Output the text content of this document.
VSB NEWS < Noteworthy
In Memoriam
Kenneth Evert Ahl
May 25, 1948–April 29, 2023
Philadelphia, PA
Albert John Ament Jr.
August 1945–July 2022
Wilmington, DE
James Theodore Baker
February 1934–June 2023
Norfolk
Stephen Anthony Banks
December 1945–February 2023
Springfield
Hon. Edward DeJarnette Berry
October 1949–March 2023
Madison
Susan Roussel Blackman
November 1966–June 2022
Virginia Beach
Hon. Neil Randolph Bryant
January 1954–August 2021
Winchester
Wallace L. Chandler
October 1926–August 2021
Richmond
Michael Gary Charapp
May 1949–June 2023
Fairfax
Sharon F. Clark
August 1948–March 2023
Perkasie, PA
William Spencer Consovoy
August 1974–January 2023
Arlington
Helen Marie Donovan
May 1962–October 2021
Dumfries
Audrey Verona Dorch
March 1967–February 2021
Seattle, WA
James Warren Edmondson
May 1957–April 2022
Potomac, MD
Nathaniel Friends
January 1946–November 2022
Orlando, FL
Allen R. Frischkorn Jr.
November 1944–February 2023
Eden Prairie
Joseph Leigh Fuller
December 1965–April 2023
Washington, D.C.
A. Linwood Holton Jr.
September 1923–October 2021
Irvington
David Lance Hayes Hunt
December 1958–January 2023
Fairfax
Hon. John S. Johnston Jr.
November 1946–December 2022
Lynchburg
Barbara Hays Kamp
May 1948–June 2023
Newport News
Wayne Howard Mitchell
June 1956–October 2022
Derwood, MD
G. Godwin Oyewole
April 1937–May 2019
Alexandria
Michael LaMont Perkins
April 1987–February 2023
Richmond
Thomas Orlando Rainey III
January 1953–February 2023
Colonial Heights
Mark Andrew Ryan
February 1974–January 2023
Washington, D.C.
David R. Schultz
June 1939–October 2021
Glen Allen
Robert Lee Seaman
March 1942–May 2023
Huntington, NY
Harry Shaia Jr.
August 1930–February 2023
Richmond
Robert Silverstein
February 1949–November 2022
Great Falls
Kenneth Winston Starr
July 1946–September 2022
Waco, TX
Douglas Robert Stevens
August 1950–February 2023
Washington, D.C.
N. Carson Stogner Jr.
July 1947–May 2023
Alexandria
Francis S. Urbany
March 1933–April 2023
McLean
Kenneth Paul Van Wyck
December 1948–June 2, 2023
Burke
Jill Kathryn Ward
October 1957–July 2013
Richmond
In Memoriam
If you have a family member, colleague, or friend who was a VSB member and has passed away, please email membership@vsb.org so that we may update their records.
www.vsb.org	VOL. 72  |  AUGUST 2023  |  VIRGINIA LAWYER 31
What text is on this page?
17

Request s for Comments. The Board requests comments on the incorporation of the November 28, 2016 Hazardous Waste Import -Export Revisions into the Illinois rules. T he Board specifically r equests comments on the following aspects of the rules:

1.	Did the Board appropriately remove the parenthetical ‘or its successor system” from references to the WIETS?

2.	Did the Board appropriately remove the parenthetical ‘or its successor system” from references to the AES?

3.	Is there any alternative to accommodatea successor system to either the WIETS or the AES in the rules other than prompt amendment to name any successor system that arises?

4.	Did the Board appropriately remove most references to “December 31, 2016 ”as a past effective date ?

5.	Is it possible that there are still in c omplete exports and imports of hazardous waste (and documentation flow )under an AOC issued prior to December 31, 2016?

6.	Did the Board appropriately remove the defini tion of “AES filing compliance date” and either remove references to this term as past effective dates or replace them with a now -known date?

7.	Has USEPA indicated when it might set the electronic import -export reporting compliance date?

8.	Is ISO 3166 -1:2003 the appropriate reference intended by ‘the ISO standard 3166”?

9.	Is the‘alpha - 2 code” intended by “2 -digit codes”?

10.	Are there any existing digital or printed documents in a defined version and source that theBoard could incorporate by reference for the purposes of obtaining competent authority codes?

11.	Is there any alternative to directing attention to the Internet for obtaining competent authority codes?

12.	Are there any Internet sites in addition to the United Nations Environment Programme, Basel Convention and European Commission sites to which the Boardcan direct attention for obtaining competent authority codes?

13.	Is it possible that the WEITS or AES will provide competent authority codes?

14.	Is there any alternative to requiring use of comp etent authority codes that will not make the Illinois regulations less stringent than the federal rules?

::::::::

WHAT THIS TASK INVOLVES: Write out the entries above once more, without altering anything.

FINISHED EXERCISE:
Output the text content of this document.
VSB NEWS < Noteworthy
In Memoriam
Kenneth Evert Ahl
May 25, 1948–April 29, 2023
Philadelphia, PA
Albert John Ament Jr.
August 1945–July 2022
Wilmington, DE
James Theodore Baker
February 1934–June 2023
Norfolk
Stephen Anthony Banks
December 1945–February 2023
Springfield
Hon. Edward DeJarnette Berry
October 1949–March 2023
Madison
Susan Roussel Blackman
November 1966–June 2022
Virginia Beach
Hon. Neil Randolph Bryant
January 1954–August 2021
Winchester
Wallace L. Chandler
October 1926–August 2021
Richmond
Michael Gary Charapp
May 1949–June 2023
Fairfax
Sharon F. Clark
August 1948–March 2023
Perkasie, PA
William Spencer Consovoy
August 1974–January 2023
Arlington
Helen Marie Donovan
May 1962–October 2021
Dumfries
Audrey Verona Dorch
March 1967–February 2021
Seattle, WA
James Warren Edmondson
May 1957–April 2022
Potomac, MD
Nathaniel Friends
January 1946–November 2022
Orlando, FL
Allen R. Frischkorn Jr.
November 1944–February 2023
Eden Prairie
Joseph Leigh Fuller
December 1965–April 2023
Washington, D.C.
A. Linwood Holton Jr.
September 1923–October 2021
Irvington
David Lance Hayes Hunt
December 1958–January 2023
Fairfax
Hon. John S. Johnston Jr.
November 1946–December 2022
Lynchburg
Barbara Hays Kamp
May 1948–June 2023
Newport News
Wayne Howard Mitchell
June 1956–October 2022
Derwood, MD
G. Godwin Oyewole
April 1937–May 2019
Alexandria
Michael LaMont Perkins
April 1987–February 2023
Richmond
Thomas Orlando Rainey III
January 1953–February 2023
Colonial Heights
Mark Andrew Ryan
February 1974–January 2023
Washington, D.C.
David R. Schultz
June 1939–October 2021
Glen Allen
Robert Lee Seaman
March 1942–May 2023
Huntington, NY
Harry Shaia Jr.
August 1930–February 2023
Richmond
Robert Silverstein
February 1949–November 2022
Great Falls
Kenneth Winston Starr
July 1946–September 2022
Waco, TX
Douglas Robert Stevens
August 1950–February 2023
Washington, D.C.
N. Carson Stogner Jr.
July 1947–May 2023
Alexandria
Francis S. Urbany
March 1933–April 2023
McLean
Kenneth Paul Van Wyck
December 1948–June 2, 2023
Burke
Jill Kathryn Ward
October 1957–July 2013
Richmond
In Memoriam
If you have a family member, colleague, or friend who was a VSB member and has passed away, please email membership@vsb.org so that we may update their records.
www.vsb.org	VOL. 72  |  AUGUST 2023  |  VIRGINIA LAWYER 31
What text is on this page?
17

Request s for Comments. The Board requests comments on the incorporation of the November 28, 2016 Hazardous Waste Import -Export Revisions into the Illinois rules. T he Board specifically r equests comments on the following aspects of the rules:

1.	Did the Board appropriately remove the parenthetical ‘or its successor system” from references to the WIETS?

2.	Did the Board appropriately remove the parenthetical ‘or its successor system” from references to the AES?

3.	Is there any alternative to accommodatea successor system to either the WIETS or the AES in the rules other than prompt amendment to name any successor system that arises?

4.	Did the Board appropriately remove most references to “December 31, 2016 ”as a past effective date ?

5.	Is it possible that there are still in c omplete exports and imports of hazardous waste (and documentation flow )under an AOC issued prior to December 31, 2016?

6.	Did the Board appropriately remove the defini tion of “AES filing compliance date” and either remove references to this term as past effective dates or replace them with a now -known date?

7.	Has USEPA indicated when it might set the electronic import -export reporting compliance date?

8.	Is ISO 3166 -1:2003 the appropriate reference intended by ‘the ISO standard 3166”?

9.	Is the‘alpha - 2 code” intended by “2 -digit codes”?

10.	Are there any existing digital or printed documents in a defined version and source that theBoard could incorporate by reference for the purposes of obtaining competent authority codes?

11.	Is there any alternative to directing attention to the Internet for obtaining competent authority codes?

12.	Are there any Internet sites in addition to the United Nations Environment Programme, Basel Convention and European Commission sites to which the Boardcan direct attention for obtaining competent authority codes?

13.	Is it possible that the WEITS or AES will provide competent authority codes?

14.	Is there any alternative to requiring use of comp etent authority codes that will not make the Illinois regulations less stringent than the federal rules?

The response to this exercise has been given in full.